## [AIM]
Everything in the data should be repeated exactly, save for the images.

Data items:
◇ ◇ ◇ ◇ ◇

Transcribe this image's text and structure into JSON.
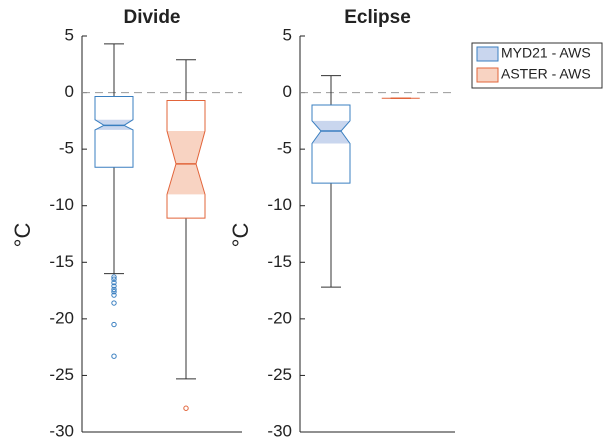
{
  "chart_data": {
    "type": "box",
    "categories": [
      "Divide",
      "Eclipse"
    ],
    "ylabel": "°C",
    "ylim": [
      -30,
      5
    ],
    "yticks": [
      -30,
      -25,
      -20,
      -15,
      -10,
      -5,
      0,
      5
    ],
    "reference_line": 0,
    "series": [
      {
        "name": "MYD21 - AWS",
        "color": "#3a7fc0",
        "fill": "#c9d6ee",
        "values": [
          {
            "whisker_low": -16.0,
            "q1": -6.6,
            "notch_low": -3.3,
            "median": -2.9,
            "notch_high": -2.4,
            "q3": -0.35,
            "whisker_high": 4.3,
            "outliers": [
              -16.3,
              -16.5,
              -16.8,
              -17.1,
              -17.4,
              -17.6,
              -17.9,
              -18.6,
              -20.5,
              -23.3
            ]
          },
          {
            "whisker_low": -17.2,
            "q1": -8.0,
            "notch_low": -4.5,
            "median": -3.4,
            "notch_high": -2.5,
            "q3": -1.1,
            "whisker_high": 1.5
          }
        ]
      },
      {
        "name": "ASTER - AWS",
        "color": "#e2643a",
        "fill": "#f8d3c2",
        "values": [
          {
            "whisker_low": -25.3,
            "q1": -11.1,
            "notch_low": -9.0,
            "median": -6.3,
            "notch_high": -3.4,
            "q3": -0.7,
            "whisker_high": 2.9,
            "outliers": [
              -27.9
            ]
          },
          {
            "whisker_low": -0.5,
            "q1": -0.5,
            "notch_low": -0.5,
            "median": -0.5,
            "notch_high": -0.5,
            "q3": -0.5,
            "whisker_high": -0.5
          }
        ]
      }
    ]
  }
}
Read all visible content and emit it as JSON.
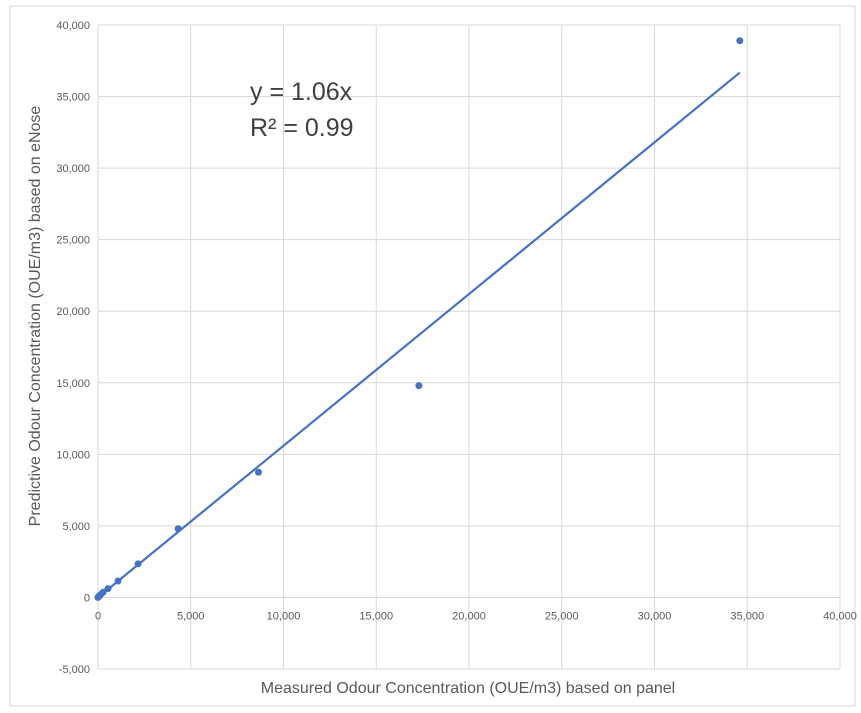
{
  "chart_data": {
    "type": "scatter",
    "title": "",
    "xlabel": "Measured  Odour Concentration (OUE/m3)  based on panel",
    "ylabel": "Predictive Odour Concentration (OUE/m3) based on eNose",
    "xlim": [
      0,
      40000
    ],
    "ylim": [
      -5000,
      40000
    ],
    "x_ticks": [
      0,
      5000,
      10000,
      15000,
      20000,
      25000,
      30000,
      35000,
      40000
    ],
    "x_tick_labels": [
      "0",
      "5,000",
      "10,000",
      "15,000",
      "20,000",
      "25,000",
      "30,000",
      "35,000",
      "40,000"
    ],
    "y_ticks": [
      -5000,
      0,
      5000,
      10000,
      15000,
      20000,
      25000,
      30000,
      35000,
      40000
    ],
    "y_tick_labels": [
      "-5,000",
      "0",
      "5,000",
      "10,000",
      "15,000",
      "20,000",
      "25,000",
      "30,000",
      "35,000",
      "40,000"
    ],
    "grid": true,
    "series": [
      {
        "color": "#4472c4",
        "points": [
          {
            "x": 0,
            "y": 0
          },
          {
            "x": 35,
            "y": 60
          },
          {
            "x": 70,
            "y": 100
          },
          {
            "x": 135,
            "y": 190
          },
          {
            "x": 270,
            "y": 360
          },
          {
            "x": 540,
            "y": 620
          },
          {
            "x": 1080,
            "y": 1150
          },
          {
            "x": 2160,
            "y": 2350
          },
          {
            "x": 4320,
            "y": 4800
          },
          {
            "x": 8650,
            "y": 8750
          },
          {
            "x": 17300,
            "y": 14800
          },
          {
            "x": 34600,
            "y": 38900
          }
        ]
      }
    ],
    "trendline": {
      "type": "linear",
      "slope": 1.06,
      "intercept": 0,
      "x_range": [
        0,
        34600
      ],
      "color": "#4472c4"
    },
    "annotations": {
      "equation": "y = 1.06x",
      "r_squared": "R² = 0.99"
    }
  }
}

◇ ◇ ◇ ◇ ◇

## [WRITTEN REPLY]
Transcribe this image's text and structure into JSON.
{
  "chart_data": {
    "type": "box",
    "categories": [
      "Divide",
      "Eclipse"
    ],
    "ylabel": "°C",
    "ylim": [
      -30,
      5
    ],
    "yticks": [
      -30,
      -25,
      -20,
      -15,
      -10,
      -5,
      0,
      5
    ],
    "reference_line": 0,
    "series": [
      {
        "name": "MYD21 - AWS",
        "color": "#3a7fc0",
        "fill": "#c9d6ee",
        "values": [
          {
            "whisker_low": -16.0,
            "q1": -6.6,
            "notch_low": -3.3,
            "median": -2.9,
            "notch_high": -2.4,
            "q3": -0.35,
            "whisker_high": 4.3,
            "outliers": [
              -16.3,
              -16.5,
              -16.8,
              -17.1,
              -17.4,
              -17.6,
              -17.9,
              -18.6,
              -20.5,
              -23.3
            ]
          },
          {
            "whisker_low": -17.2,
            "q1": -8.0,
            "notch_low": -4.5,
            "median": -3.4,
            "notch_high": -2.5,
            "q3": -1.1,
            "whisker_high": 1.5
          }
        ]
      },
      {
        "name": "ASTER - AWS",
        "color": "#e2643a",
        "fill": "#f8d3c2",
        "values": [
          {
            "whisker_low": -25.3,
            "q1": -11.1,
            "notch_low": -9.0,
            "median": -6.3,
            "notch_high": -3.4,
            "q3": -0.7,
            "whisker_high": 2.9,
            "outliers": [
              -27.9
            ]
          },
          {
            "whisker_low": -0.5,
            "q1": -0.5,
            "notch_low": -0.5,
            "median": -0.5,
            "notch_high": -0.5,
            "q3": -0.5,
            "whisker_high": -0.5
          }
        ]
      }
    ]
  }
}
Read all visible content and emit it as JSON.
{
  "chart_data": {
    "type": "scatter",
    "title": "",
    "xlabel": "Measured  Odour Concentration (OUE/m3)  based on panel",
    "ylabel": "Predictive Odour Concentration (OUE/m3) based on eNose",
    "xlim": [
      0,
      40000
    ],
    "ylim": [
      -5000,
      40000
    ],
    "x_ticks": [
      0,
      5000,
      10000,
      15000,
      20000,
      25000,
      30000,
      35000,
      40000
    ],
    "x_tick_labels": [
      "0",
      "5,000",
      "10,000",
      "15,000",
      "20,000",
      "25,000",
      "30,000",
      "35,000",
      "40,000"
    ],
    "y_ticks": [
      -5000,
      0,
      5000,
      10000,
      15000,
      20000,
      25000,
      30000,
      35000,
      40000
    ],
    "y_tick_labels": [
      "-5,000",
      "0",
      "5,000",
      "10,000",
      "15,000",
      "20,000",
      "25,000",
      "30,000",
      "35,000",
      "40,000"
    ],
    "grid": true,
    "series": [
      {
        "color": "#4472c4",
        "points": [
          {
            "x": 0,
            "y": 0
          },
          {
            "x": 35,
            "y": 60
          },
          {
            "x": 70,
            "y": 100
          },
          {
            "x": 135,
            "y": 190
          },
          {
            "x": 270,
            "y": 360
          },
          {
            "x": 540,
            "y": 620
          },
          {
            "x": 1080,
            "y": 1150
          },
          {
            "x": 2160,
            "y": 2350
          },
          {
            "x": 4320,
            "y": 4800
          },
          {
            "x": 8650,
            "y": 8750
          },
          {
            "x": 17300,
            "y": 14800
          },
          {
            "x": 34600,
            "y": 38900
          }
        ]
      }
    ],
    "trendline": {
      "type": "linear",
      "slope": 1.06,
      "intercept": 0,
      "x_range": [
        0,
        34600
      ],
      "color": "#4472c4"
    },
    "annotations": {
      "equation": "y = 1.06x",
      "r_squared": "R² = 0.99"
    }
  }
}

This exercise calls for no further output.